# start of Extracted entries

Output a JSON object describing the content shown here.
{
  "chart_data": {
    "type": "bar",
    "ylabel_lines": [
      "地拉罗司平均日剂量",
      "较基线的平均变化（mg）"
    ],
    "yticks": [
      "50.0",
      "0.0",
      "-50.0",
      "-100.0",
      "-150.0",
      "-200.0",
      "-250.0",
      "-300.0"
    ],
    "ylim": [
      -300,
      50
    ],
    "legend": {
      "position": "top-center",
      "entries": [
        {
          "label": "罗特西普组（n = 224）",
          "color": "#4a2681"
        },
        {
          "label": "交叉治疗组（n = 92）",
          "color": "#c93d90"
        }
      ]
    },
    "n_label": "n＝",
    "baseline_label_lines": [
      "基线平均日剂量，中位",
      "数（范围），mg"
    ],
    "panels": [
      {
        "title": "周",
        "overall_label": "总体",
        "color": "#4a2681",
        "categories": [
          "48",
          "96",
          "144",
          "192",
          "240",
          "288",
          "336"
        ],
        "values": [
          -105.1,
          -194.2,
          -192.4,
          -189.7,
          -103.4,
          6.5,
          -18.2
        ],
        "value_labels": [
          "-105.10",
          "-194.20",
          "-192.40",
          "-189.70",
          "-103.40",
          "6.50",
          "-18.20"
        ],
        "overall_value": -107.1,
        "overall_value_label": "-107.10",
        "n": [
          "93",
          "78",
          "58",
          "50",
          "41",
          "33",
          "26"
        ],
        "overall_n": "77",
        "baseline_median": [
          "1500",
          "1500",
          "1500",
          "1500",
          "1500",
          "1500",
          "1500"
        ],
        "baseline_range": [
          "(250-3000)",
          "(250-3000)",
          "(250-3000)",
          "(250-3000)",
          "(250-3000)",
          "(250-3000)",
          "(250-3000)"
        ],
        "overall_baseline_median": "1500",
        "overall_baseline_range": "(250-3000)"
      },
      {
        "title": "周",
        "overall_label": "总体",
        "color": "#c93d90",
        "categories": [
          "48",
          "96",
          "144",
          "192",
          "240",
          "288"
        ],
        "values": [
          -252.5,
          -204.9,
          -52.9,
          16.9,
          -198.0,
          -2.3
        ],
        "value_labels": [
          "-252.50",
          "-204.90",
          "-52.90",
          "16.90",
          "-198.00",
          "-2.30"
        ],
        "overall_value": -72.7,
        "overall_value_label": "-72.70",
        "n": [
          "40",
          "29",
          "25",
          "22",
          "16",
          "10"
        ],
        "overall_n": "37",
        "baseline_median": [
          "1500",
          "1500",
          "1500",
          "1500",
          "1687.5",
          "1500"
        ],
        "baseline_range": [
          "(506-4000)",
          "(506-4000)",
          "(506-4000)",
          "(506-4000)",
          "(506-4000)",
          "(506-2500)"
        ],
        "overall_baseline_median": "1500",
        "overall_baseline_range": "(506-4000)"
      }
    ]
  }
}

# end of Extracted entries

▶ [Request]:
Take the listing above and set it down exactly.

▶ [Expected answer]:
Output a JSON object describing the content shown here.
{
  "chart_data": {
    "type": "bar",
    "ylabel_lines": [
      "地拉罗司平均日剂量",
      "较基线的平均变化（mg）"
    ],
    "yticks": [
      "50.0",
      "0.0",
      "-50.0",
      "-100.0",
      "-150.0",
      "-200.0",
      "-250.0",
      "-300.0"
    ],
    "ylim": [
      -300,
      50
    ],
    "legend": {
      "position": "top-center",
      "entries": [
        {
          "label": "罗特西普组（n = 224）",
          "color": "#4a2681"
        },
        {
          "label": "交叉治疗组（n = 92）",
          "color": "#c93d90"
        }
      ]
    },
    "n_label": "n＝",
    "baseline_label_lines": [
      "基线平均日剂量，中位",
      "数（范围），mg"
    ],
    "panels": [
      {
        "title": "周",
        "overall_label": "总体",
        "color": "#4a2681",
        "categories": [
          "48",
          "96",
          "144",
          "192",
          "240",
          "288",
          "336"
        ],
        "values": [
          -105.1,
          -194.2,
          -192.4,
          -189.7,
          -103.4,
          6.5,
          -18.2
        ],
        "value_labels": [
          "-105.10",
          "-194.20",
          "-192.40",
          "-189.70",
          "-103.40",
          "6.50",
          "-18.20"
        ],
        "overall_value": -107.1,
        "overall_value_label": "-107.10",
        "n": [
          "93",
          "78",
          "58",
          "50",
          "41",
          "33",
          "26"
        ],
        "overall_n": "77",
        "baseline_median": [
          "1500",
          "1500",
          "1500",
          "1500",
          "1500",
          "1500",
          "1500"
        ],
        "baseline_range": [
          "(250-3000)",
          "(250-3000)",
          "(250-3000)",
          "(250-3000)",
          "(250-3000)",
          "(250-3000)",
          "(250-3000)"
        ],
        "overall_baseline_median": "1500",
        "overall_baseline_range": "(250-3000)"
      },
      {
        "title": "周",
        "overall_label": "总体",
        "color": "#c93d90",
        "categories": [
          "48",
          "96",
          "144",
          "192",
          "240",
          "288"
        ],
        "values": [
          -252.5,
          -204.9,
          -52.9,
          16.9,
          -198.0,
          -2.3
        ],
        "value_labels": [
          "-252.50",
          "-204.90",
          "-52.90",
          "16.90",
          "-198.00",
          "-2.30"
        ],
        "overall_value": -72.7,
        "overall_value_label": "-72.70",
        "n": [
          "40",
          "29",
          "25",
          "22",
          "16",
          "10"
        ],
        "overall_n": "37",
        "baseline_median": [
          "1500",
          "1500",
          "1500",
          "1500",
          "1687.5",
          "1500"
        ],
        "baseline_range": [
          "(506-4000)",
          "(506-4000)",
          "(506-4000)",
          "(506-4000)",
          "(506-4000)",
          "(506-2500)"
        ],
        "overall_baseline_median": "1500",
        "overall_baseline_range": "(506-4000)"
      }
    ]
  }
}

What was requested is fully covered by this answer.